[Aim] Extract each line bearing the word "this".

[Records for the task]
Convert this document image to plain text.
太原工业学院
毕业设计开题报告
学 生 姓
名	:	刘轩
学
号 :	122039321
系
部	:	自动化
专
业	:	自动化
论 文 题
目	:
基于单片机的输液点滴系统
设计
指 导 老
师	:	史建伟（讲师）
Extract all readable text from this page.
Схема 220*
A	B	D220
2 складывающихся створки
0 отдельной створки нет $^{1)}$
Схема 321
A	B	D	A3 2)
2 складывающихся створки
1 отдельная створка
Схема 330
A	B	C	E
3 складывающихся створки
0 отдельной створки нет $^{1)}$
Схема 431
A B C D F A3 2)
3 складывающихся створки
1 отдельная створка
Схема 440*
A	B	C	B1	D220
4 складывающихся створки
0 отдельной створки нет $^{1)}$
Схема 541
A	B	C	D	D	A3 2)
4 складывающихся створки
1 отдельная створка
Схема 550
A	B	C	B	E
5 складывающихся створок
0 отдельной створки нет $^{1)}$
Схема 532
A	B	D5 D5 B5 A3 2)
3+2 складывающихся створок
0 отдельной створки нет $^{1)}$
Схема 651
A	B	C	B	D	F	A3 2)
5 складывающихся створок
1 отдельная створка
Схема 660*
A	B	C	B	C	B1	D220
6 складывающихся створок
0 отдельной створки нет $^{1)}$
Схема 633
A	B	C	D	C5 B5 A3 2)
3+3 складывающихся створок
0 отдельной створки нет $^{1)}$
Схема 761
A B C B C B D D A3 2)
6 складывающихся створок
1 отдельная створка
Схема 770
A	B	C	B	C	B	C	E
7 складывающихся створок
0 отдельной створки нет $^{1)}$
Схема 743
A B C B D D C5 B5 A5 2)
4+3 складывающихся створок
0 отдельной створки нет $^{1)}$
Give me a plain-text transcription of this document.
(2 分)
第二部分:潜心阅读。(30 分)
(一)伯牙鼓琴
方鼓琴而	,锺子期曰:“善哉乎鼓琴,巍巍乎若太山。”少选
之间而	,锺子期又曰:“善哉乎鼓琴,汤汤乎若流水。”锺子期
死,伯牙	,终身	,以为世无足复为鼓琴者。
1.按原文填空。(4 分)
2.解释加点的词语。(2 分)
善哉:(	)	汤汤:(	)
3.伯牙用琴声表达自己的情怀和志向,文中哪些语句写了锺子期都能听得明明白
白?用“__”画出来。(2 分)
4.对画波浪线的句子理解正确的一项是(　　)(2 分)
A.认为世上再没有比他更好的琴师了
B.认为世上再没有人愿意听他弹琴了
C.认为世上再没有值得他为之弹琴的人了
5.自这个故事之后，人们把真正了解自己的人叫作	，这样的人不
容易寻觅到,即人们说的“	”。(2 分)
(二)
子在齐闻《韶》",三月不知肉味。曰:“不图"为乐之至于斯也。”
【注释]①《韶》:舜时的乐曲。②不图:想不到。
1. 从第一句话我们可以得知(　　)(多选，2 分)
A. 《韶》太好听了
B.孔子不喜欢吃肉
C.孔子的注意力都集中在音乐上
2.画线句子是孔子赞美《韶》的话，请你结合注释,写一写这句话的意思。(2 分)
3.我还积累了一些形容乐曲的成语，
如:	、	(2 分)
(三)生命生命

[Written response]
Convert this document image to plain text.
Extract all readable text from this page.
Give me a plain-text transcription of this document.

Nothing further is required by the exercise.